OBJECTIVE> In the entries below, find the lines with the word "this" and copy them.

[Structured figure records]
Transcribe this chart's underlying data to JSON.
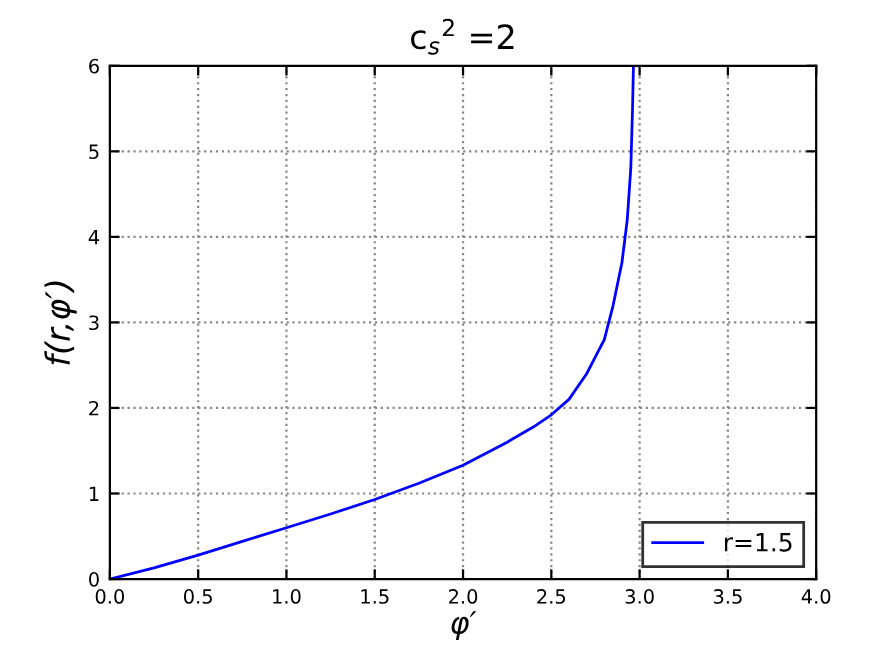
{
  "chart_data": {
    "type": "line",
    "title": "c$_{s}$$^{2}$ =2",
    "xlabel": "φ′",
    "ylabel": "f(r,φ′)",
    "x": [
      0,
      0.25,
      0.5,
      0.75,
      1.0,
      1.25,
      1.5,
      1.75,
      2.0,
      2.25,
      2.4,
      2.5,
      2.6,
      2.7,
      2.75,
      2.8,
      2.85,
      2.9,
      2.93,
      2.95,
      2.96,
      2.965
    ],
    "series": [
      {
        "name": "r=1.5",
        "color": "#0000ff",
        "values": [
          0,
          0.13,
          0.28,
          0.44,
          0.6,
          0.76,
          0.93,
          1.12,
          1.33,
          1.6,
          1.78,
          1.92,
          2.1,
          2.4,
          2.6,
          2.8,
          3.2,
          3.7,
          4.2,
          4.8,
          5.5,
          6.0
        ]
      }
    ],
    "xlim": [
      0,
      4
    ],
    "xticks": [
      {
        "value": 0,
        "label": "0.0"
      },
      0.5,
      {
        "value": 1,
        "label": "1.0"
      },
      1.5,
      {
        "value": 2,
        "label": "2.0"
      },
      2.5,
      {
        "value": 3,
        "label": "3.0"
      },
      3.5,
      {
        "value": 4,
        "label": "4.0"
      }
    ],
    "ylim": [
      0,
      6
    ],
    "yticks": [
      0,
      1,
      2,
      3,
      4,
      5,
      6
    ],
    "grid": true,
    "legend": "lower right",
    "line_style": "solid"
  }
}
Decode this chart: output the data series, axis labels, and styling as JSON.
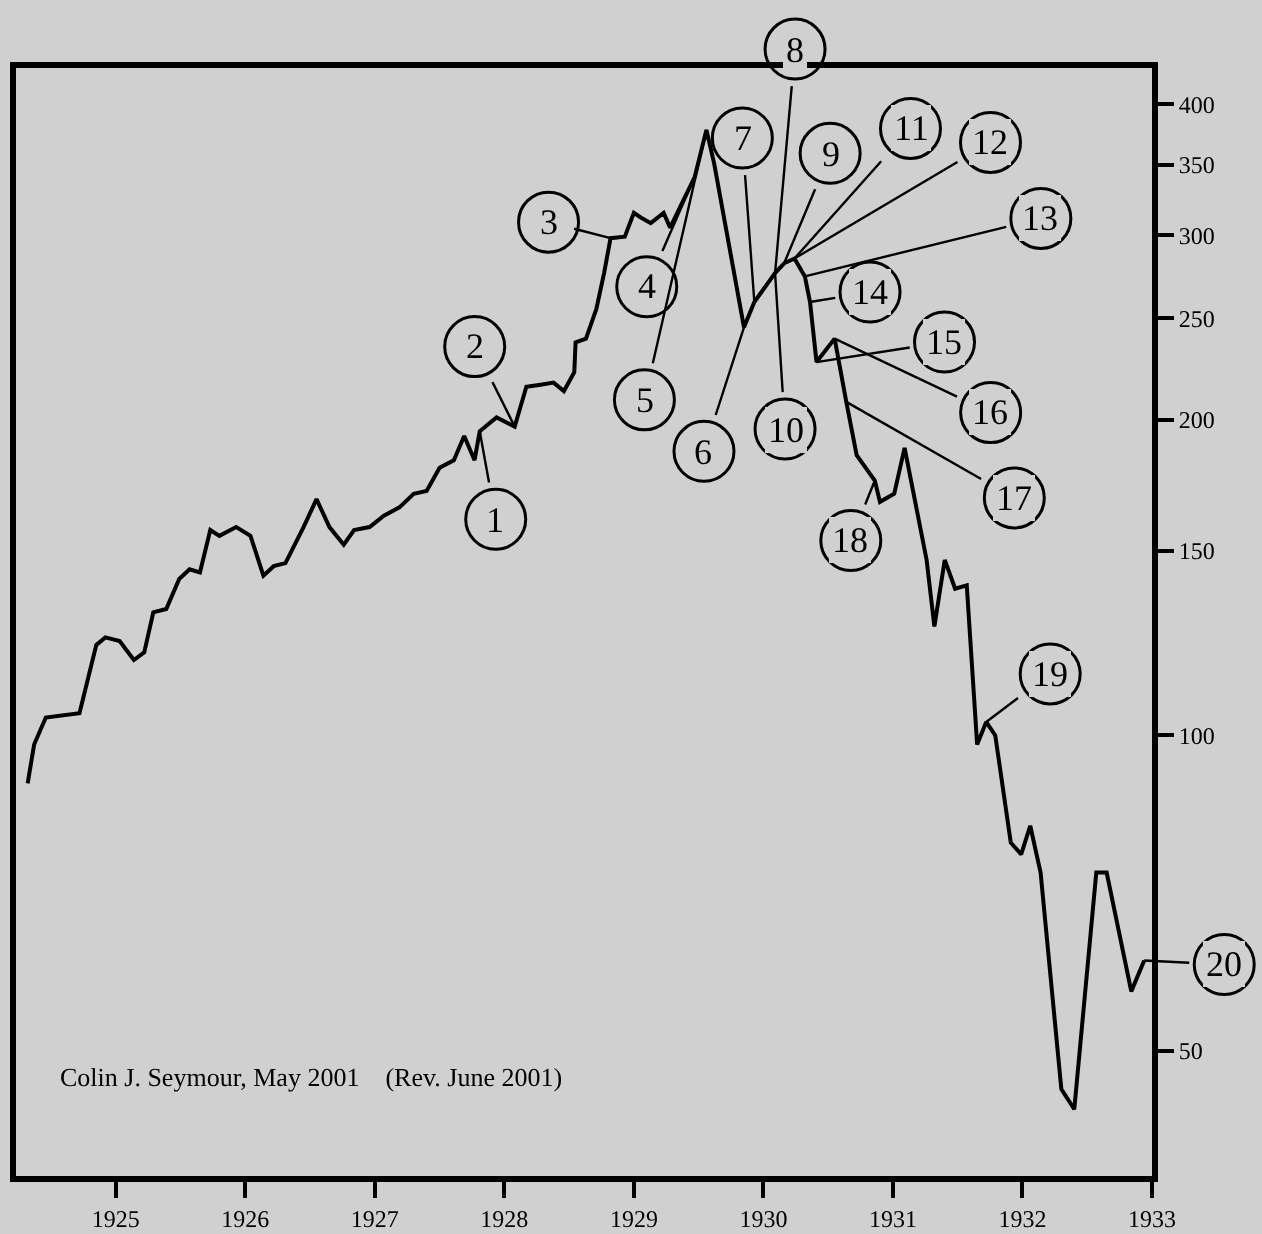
{
  "chart_data": {
    "type": "line",
    "log": true,
    "line_style": "solid",
    "x": [
      1924.32,
      1924.37,
      1924.46,
      1924.72,
      1924.85,
      1924.92,
      1925.03,
      1925.14,
      1925.22,
      1925.29,
      1925.39,
      1925.49,
      1925.57,
      1925.65,
      1925.73,
      1925.8,
      1925.93,
      1926.04,
      1926.14,
      1926.22,
      1926.31,
      1926.45,
      1926.55,
      1926.65,
      1926.76,
      1926.84,
      1926.96,
      1927.07,
      1927.19,
      1927.3,
      1927.4,
      1927.5,
      1927.61,
      1927.69,
      1927.77,
      1927.81,
      1927.94,
      1928.08,
      1928.17,
      1928.28,
      1928.38,
      1928.46,
      1928.54,
      1928.55,
      1928.63,
      1928.71,
      1928.77,
      1928.82,
      1928.93,
      1929.0,
      1929.05,
      1929.13,
      1929.23,
      1929.28,
      1929.47,
      1929.56,
      1929.62,
      1929.85,
      1929.93,
      1930.09,
      1930.16,
      1930.24,
      1930.32,
      1930.36,
      1930.41,
      1930.55,
      1930.64,
      1930.72,
      1930.86,
      1930.9,
      1931.01,
      1931.09,
      1931.26,
      1931.32,
      1931.4,
      1931.48,
      1931.57,
      1931.65,
      1931.72,
      1931.79,
      1931.91,
      1931.99,
      1932.06,
      1932.14,
      1932.3,
      1932.4,
      1932.57,
      1932.65,
      1932.84,
      1932.94
    ],
    "series": [
      {
        "color": "#000000",
        "values": [
          90,
          98,
          104,
          105,
          122,
          124,
          123,
          118,
          120,
          131,
          132,
          141,
          144,
          143,
          157,
          155,
          158,
          155,
          142,
          145,
          146,
          158,
          168,
          158,
          152,
          157,
          158,
          162,
          165,
          170,
          171,
          180,
          183,
          193,
          183,
          195,
          201,
          197,
          215,
          216,
          217,
          213,
          222,
          237,
          239,
          255,
          276,
          298,
          299,
          315,
          312,
          308,
          315,
          305,
          341,
          378,
          351,
          245,
          259,
          276,
          282,
          285,
          274,
          259,
          227,
          239,
          208,
          185,
          175,
          167,
          170,
          188,
          147,
          127,
          147,
          138,
          139,
          98,
          103,
          100,
          79,
          77,
          82,
          74,
          46,
          44,
          74,
          74,
          57,
          61
        ]
      }
    ],
    "xlim": [
      1924.23,
      1933
    ],
    "xticks": [
      1925,
      1926,
      1927,
      1928,
      1929,
      1930,
      1931,
      1932,
      1933
    ],
    "ylim": [
      38,
      433
    ],
    "yticks": [
      50,
      100,
      150,
      200,
      250,
      300,
      350,
      400
    ],
    "annotations": [
      {
        "text": "1",
        "x": 1927.81,
        "y": 195
      },
      {
        "text": "2",
        "x": 1928.08,
        "y": 197
      },
      {
        "text": "3",
        "x": 1928.82,
        "y": 298
      },
      {
        "text": "4",
        "x": 1929.47,
        "y": 341
      },
      {
        "text": "5",
        "x": 1929.56,
        "y": 378
      },
      {
        "text": "6",
        "x": 1929.85,
        "y": 245
      },
      {
        "text": "7",
        "x": 1929.93,
        "y": 259
      },
      {
        "text": "8",
        "x": 1930.09,
        "y": 276
      },
      {
        "text": "9",
        "x": 1930.16,
        "y": 282
      },
      {
        "text": "10",
        "x": 1930.09,
        "y": 276
      },
      {
        "text": "11",
        "x": 1930.24,
        "y": 285
      },
      {
        "text": "12",
        "x": 1930.24,
        "y": 285
      },
      {
        "text": "13",
        "x": 1930.32,
        "y": 274
      },
      {
        "text": "14",
        "x": 1930.36,
        "y": 259
      },
      {
        "text": "15",
        "x": 1930.41,
        "y": 227
      },
      {
        "text": "16",
        "x": 1930.55,
        "y": 239
      },
      {
        "text": "17",
        "x": 1930.64,
        "y": 208
      },
      {
        "text": "18",
        "x": 1930.86,
        "y": 175
      },
      {
        "text": "19",
        "x": 1931.72,
        "y": 103
      },
      {
        "text": "20",
        "x": 1932.94,
        "y": 61
      },
      "Colin J. Seymour, May 2001    (Rev. June 2001)"
    ]
  }
}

ANSWER>
Transcribe this chart's underlying data to JSON.
Decode this chart: output the data series, axis labels, and styling as JSON.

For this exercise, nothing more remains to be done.